» **The task**
Scan the lines below for "Step"; report the number of lines that contain it, and only that.

[START OF Listed entries]

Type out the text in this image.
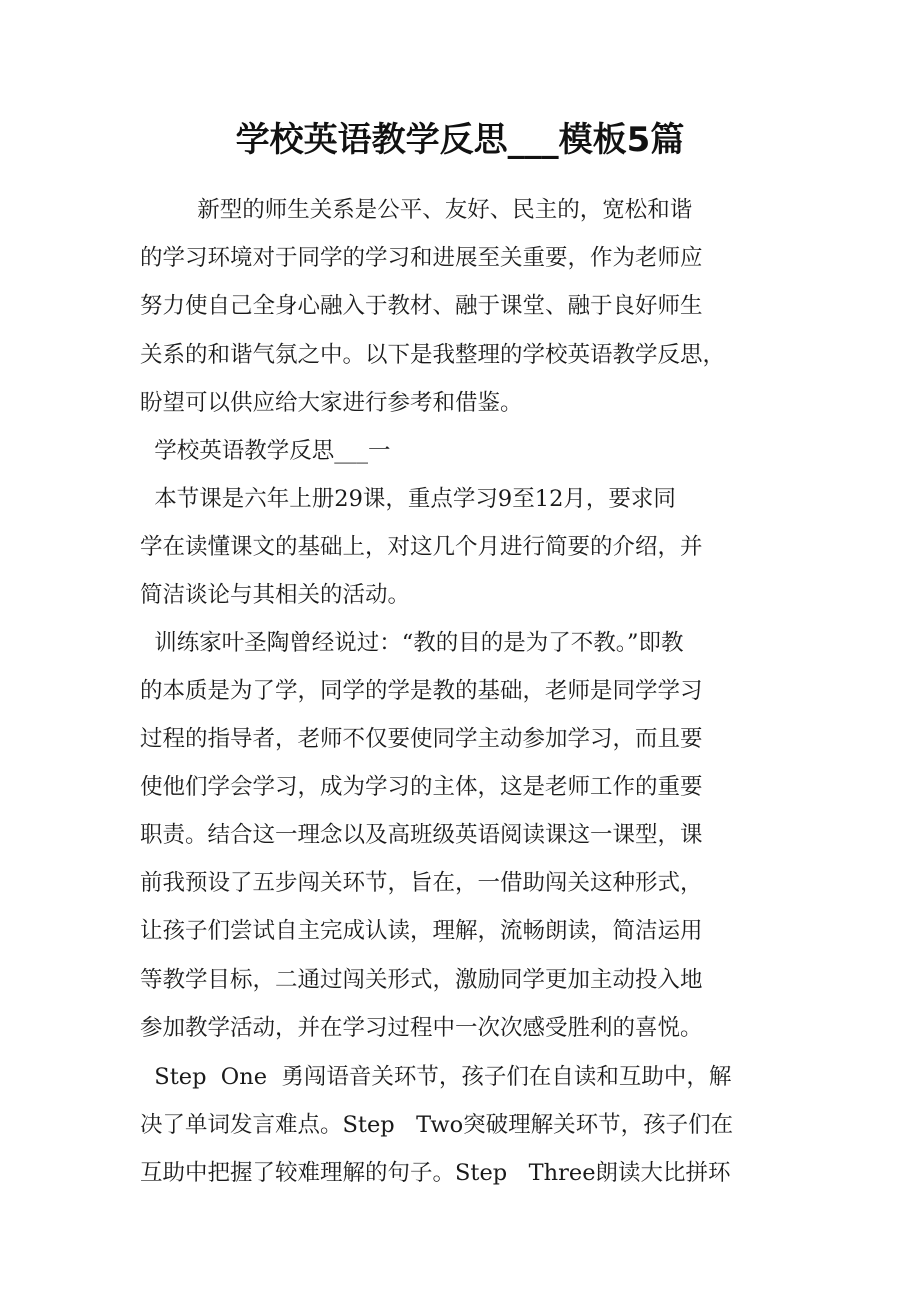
学校英语教学反思___模板5篇

新型的师生关系是公平、友好、民主的，宽松和谐

的学习环境对于同学的学习和进展至关重要，作为老师应

努力使自己全身心融入于教材、融于课堂、融于良好师生

关系的和谐气氛之中。以下是我整理的学校英语教学反思，

盼望可以供应给大家进行参考和借鉴。

学校英语教学反思___一

本节课是六年上册29课，重点学习9至12月，要求同

学在读懂课文的基础上，对这几个月进行简要的介绍，并

简洁谈论与其相关的活动。

训练家叶圣陶曾经说过：“教的目的是为了不教。”即教

的本质是为了学，同学的学是教的基础，老师是同学学习

过程的指导者，老师不仅要使同学主动参加学习，而且要

使他们学会学习，成为学习的主体，这是老师工作的重要

职责。结合这一理念以及高班级英语阅读课这一课型，课

前我预设了五步闯关环节，旨在，一借助闯关这种形式，

让孩子们尝试自主完成认读，理解，流畅朗读，简洁运用

等教学目标，二通过闯关形式，激励同学更加主动投入地

参加教学活动，并在学习过程中一次次感受胜利的喜悦。

Step  One  勇闯语音关环节，孩子们在自读和互助中，解

决了单词发言难点。Step   Two突破理解关环节，孩子们在

互助中把握了较难理解的句子。Step   Three朗读大比拼环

[END OF Listed entries]

» **Reply to the task**
3